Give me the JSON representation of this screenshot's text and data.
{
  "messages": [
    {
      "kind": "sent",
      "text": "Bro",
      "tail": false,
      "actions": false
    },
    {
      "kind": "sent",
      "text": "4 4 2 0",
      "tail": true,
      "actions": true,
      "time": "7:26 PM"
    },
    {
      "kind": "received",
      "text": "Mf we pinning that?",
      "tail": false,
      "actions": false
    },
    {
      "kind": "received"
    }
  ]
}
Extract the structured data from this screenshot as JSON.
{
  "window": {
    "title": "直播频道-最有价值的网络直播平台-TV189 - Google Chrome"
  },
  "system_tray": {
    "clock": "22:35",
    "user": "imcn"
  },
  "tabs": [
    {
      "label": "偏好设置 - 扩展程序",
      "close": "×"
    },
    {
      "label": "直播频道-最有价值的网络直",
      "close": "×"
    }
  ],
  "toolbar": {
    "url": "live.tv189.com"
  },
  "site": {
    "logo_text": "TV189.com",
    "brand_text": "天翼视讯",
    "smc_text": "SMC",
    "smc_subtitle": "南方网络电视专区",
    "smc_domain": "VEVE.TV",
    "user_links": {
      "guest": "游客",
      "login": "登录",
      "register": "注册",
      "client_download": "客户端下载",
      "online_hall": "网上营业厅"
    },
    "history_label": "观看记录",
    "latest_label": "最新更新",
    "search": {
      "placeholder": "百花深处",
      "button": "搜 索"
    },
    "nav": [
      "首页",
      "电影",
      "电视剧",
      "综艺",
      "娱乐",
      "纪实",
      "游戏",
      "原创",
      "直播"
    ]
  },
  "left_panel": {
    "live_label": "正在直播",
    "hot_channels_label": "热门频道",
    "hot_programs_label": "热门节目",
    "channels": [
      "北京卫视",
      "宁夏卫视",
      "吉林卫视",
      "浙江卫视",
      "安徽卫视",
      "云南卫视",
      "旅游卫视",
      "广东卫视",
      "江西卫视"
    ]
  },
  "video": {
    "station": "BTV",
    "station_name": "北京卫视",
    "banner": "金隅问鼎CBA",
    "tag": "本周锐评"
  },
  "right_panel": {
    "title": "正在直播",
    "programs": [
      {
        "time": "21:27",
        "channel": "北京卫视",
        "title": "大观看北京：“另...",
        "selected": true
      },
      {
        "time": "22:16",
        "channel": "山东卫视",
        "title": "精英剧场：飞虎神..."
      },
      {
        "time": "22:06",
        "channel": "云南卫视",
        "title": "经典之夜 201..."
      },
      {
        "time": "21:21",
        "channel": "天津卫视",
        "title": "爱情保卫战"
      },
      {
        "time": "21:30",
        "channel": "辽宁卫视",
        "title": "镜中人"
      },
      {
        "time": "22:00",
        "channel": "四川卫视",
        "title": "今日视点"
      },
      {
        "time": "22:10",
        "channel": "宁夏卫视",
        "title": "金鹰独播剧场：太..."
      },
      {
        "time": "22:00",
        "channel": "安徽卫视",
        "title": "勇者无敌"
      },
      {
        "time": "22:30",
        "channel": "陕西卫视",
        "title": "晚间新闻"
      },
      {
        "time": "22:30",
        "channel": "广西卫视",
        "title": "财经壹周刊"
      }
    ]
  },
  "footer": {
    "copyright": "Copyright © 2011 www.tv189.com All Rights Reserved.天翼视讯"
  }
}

++++++

# WHAT IS REQUIRED
Extract all lines that hold the word "time".

# THE OUTPUT
      "time": "7:26 PM"
        "time": "21:27",
        "time": "22:16",
        "time": "22:06",
        "time": "21:21",
        "time": "21:30",
        "time": "22:00",
        "time": "22:10",
        "time": "22:00",
        "time": "22:30",
        "time": "22:30",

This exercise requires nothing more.